**Requirement:**
Reproduce each of the lines word for word.

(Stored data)
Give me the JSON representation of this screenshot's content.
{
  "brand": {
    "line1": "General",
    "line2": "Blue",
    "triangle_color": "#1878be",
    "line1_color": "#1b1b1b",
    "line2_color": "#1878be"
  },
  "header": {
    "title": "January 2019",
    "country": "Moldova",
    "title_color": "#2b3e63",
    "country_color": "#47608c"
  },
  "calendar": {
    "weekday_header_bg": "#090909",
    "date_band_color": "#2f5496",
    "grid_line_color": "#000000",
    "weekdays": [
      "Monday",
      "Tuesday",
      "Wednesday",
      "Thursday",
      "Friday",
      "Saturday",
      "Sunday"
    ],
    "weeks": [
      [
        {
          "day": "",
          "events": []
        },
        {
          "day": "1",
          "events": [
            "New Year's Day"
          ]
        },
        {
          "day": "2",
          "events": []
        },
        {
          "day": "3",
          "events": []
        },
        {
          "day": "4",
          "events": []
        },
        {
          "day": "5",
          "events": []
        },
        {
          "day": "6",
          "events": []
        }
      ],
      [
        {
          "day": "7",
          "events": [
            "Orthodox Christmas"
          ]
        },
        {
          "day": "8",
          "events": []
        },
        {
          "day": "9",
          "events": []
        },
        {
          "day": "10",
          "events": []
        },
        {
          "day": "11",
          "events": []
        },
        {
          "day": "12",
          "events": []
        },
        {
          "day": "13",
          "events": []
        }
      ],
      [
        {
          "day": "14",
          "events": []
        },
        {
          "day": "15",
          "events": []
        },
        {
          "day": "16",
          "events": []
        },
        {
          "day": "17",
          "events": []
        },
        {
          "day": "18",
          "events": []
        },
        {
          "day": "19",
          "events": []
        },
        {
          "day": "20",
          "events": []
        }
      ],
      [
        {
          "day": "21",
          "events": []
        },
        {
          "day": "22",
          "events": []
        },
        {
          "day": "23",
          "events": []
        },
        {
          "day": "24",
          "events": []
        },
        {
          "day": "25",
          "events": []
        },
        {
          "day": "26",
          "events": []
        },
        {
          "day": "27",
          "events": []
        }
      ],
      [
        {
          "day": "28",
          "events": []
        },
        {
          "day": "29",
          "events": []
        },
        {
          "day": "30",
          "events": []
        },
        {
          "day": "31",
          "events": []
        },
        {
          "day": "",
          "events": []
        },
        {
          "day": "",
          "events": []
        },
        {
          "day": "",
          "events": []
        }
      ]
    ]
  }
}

**Answer to the task:**
Give me the JSON representation of this screenshot's content.
{
  "brand": {
    "line1": "General",
    "line2": "Blue",
    "triangle_color": "#1878be",
    "line1_color": "#1b1b1b",
    "line2_color": "#1878be"
  },
  "header": {
    "title": "January 2019",
    "country": "Moldova",
    "title_color": "#2b3e63",
    "country_color": "#47608c"
  },
  "calendar": {
    "weekday_header_bg": "#090909",
    "date_band_color": "#2f5496",
    "grid_line_color": "#000000",
    "weekdays": [
      "Monday",
      "Tuesday",
      "Wednesday",
      "Thursday",
      "Friday",
      "Saturday",
      "Sunday"
    ],
    "weeks": [
      [
        {
          "day": "",
          "events": []
        },
        {
          "day": "1",
          "events": [
            "New Year's Day"
          ]
        },
        {
          "day": "2",
          "events": []
        },
        {
          "day": "3",
          "events": []
        },
        {
          "day": "4",
          "events": []
        },
        {
          "day": "5",
          "events": []
        },
        {
          "day": "6",
          "events": []
        }
      ],
      [
        {
          "day": "7",
          "events": [
            "Orthodox Christmas"
          ]
        },
        {
          "day": "8",
          "events": []
        },
        {
          "day": "9",
          "events": []
        },
        {
          "day": "10",
          "events": []
        },
        {
          "day": "11",
          "events": []
        },
        {
          "day": "12",
          "events": []
        },
        {
          "day": "13",
          "events": []
        }
      ],
      [
        {
          "day": "14",
          "events": []
        },
        {
          "day": "15",
          "events": []
        },
        {
          "day": "16",
          "events": []
        },
        {
          "day": "17",
          "events": []
        },
        {
          "day": "18",
          "events": []
        },
        {
          "day": "19",
          "events": []
        },
        {
          "day": "20",
          "events": []
        }
      ],
      [
        {
          "day": "21",
          "events": []
        },
        {
          "day": "22",
          "events": []
        },
        {
          "day": "23",
          "events": []
        },
        {
          "day": "24",
          "events": []
        },
        {
          "day": "25",
          "events": []
        },
        {
          "day": "26",
          "events": []
        },
        {
          "day": "27",
          "events": []
        }
      ],
      [
        {
          "day": "28",
          "events": []
        },
        {
          "day": "29",
          "events": []
        },
        {
          "day": "30",
          "events": []
        },
        {
          "day": "31",
          "events": []
        },
        {
          "day": "",
          "events": []
        },
        {
          "day": "",
          "events": []
        },
        {
          "day": "",
          "events": []
        }
      ]
    ]
  }
}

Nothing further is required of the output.